Work to be completed
Report how many lines of the following entries include the string "this"; respond with the number alone.

——

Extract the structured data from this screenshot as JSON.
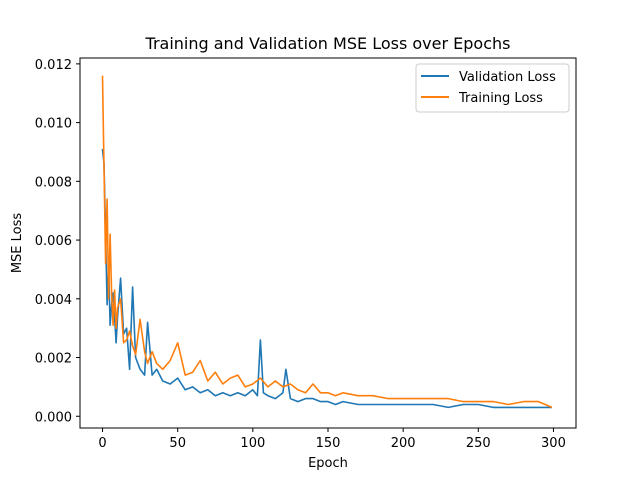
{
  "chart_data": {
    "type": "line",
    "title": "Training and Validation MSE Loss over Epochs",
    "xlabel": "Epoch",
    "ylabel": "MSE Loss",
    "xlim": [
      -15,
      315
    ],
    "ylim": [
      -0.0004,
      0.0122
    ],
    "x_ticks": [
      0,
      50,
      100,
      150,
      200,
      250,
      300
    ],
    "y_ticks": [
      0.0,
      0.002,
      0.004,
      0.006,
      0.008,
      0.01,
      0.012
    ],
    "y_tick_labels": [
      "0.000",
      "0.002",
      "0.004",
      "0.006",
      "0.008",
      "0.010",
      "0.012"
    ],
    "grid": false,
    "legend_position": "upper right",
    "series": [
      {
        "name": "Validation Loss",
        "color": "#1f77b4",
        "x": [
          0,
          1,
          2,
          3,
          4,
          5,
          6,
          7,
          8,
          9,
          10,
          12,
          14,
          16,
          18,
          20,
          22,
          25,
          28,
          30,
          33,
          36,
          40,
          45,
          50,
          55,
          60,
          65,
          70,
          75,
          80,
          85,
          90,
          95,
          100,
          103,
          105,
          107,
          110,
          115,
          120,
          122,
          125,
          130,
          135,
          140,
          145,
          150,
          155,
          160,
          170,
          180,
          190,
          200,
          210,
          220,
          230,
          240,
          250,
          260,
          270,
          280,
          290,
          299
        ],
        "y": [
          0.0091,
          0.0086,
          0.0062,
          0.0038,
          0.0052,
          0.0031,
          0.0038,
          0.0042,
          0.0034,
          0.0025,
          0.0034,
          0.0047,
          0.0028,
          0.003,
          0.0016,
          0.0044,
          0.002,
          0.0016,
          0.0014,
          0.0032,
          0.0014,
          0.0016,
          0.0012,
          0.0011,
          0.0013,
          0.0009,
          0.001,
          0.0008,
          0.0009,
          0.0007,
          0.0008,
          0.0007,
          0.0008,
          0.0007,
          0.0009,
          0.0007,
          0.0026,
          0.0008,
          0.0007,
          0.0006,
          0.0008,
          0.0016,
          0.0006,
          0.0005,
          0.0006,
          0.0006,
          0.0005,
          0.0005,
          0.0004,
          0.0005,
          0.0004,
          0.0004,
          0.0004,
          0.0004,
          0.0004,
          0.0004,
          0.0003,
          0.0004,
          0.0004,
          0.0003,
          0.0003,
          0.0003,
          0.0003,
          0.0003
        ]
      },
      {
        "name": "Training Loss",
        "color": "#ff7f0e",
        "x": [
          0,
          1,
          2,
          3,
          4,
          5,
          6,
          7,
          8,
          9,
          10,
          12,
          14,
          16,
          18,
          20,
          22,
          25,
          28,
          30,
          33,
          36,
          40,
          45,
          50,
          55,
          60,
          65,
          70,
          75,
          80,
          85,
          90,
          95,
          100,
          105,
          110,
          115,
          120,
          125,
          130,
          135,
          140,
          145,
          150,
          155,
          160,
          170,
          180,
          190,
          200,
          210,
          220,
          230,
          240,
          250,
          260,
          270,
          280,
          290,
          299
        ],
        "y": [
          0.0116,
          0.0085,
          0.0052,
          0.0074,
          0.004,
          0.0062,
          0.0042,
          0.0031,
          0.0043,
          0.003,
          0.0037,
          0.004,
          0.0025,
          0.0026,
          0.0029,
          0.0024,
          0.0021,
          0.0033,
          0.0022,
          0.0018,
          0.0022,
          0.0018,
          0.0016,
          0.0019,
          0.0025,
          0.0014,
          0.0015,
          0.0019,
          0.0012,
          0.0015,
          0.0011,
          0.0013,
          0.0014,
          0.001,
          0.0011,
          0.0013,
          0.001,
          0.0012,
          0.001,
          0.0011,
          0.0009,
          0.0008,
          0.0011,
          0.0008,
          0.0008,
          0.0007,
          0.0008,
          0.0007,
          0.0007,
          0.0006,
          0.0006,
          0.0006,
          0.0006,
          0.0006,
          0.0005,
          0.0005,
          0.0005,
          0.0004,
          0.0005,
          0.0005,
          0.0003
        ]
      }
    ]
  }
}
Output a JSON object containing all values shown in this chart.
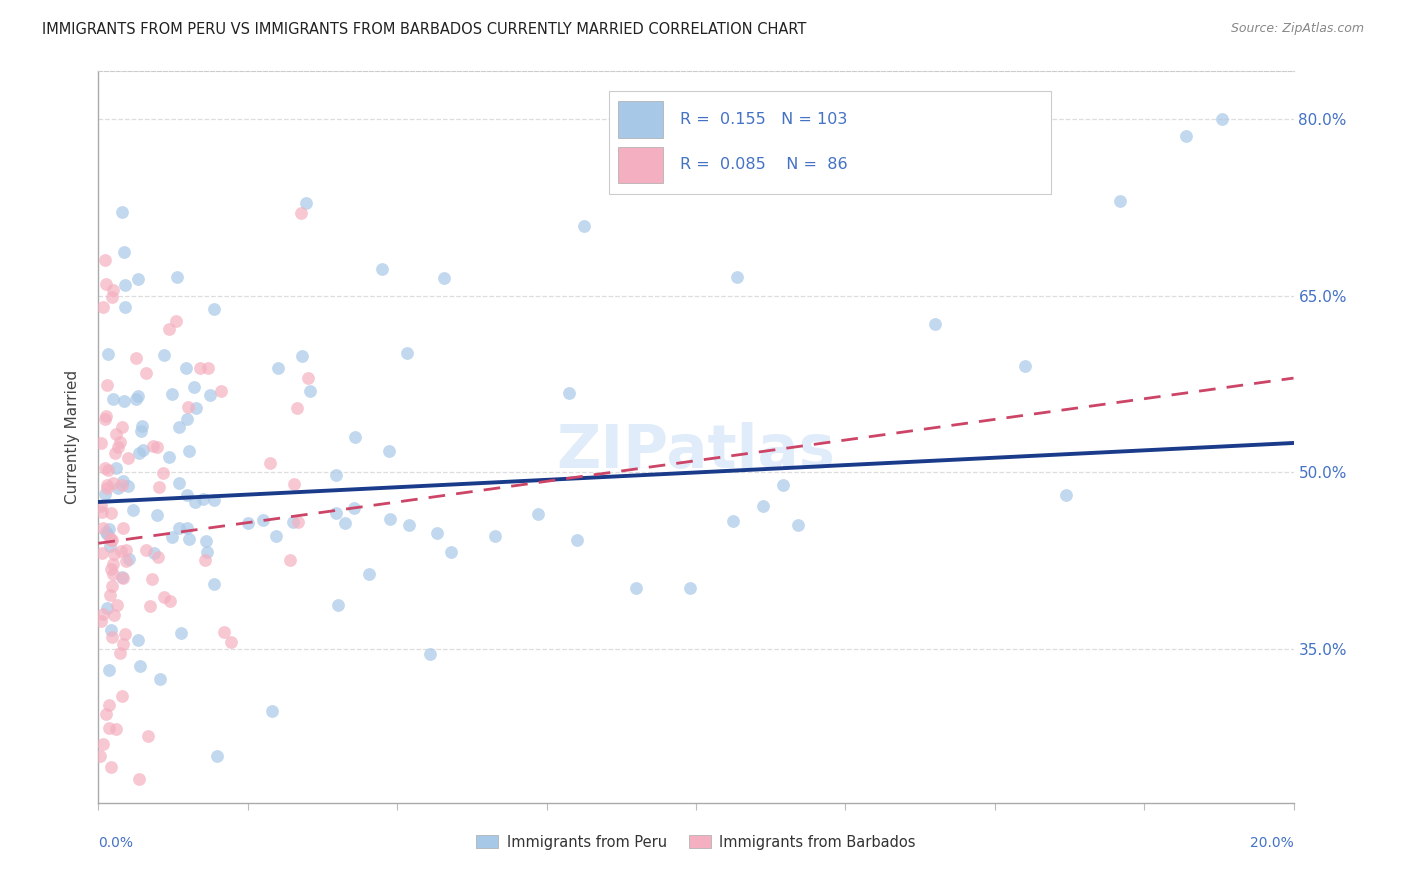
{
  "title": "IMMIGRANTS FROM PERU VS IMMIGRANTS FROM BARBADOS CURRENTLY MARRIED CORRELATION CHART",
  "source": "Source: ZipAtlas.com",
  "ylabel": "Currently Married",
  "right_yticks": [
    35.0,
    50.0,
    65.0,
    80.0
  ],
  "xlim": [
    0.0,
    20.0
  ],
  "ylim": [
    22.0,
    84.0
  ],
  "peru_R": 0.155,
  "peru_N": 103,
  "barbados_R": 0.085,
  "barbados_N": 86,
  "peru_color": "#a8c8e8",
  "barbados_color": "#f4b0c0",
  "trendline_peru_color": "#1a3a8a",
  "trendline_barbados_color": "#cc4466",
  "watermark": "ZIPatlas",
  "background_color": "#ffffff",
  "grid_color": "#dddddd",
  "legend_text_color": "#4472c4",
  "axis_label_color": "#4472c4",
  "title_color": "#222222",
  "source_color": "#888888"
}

——

Task result
2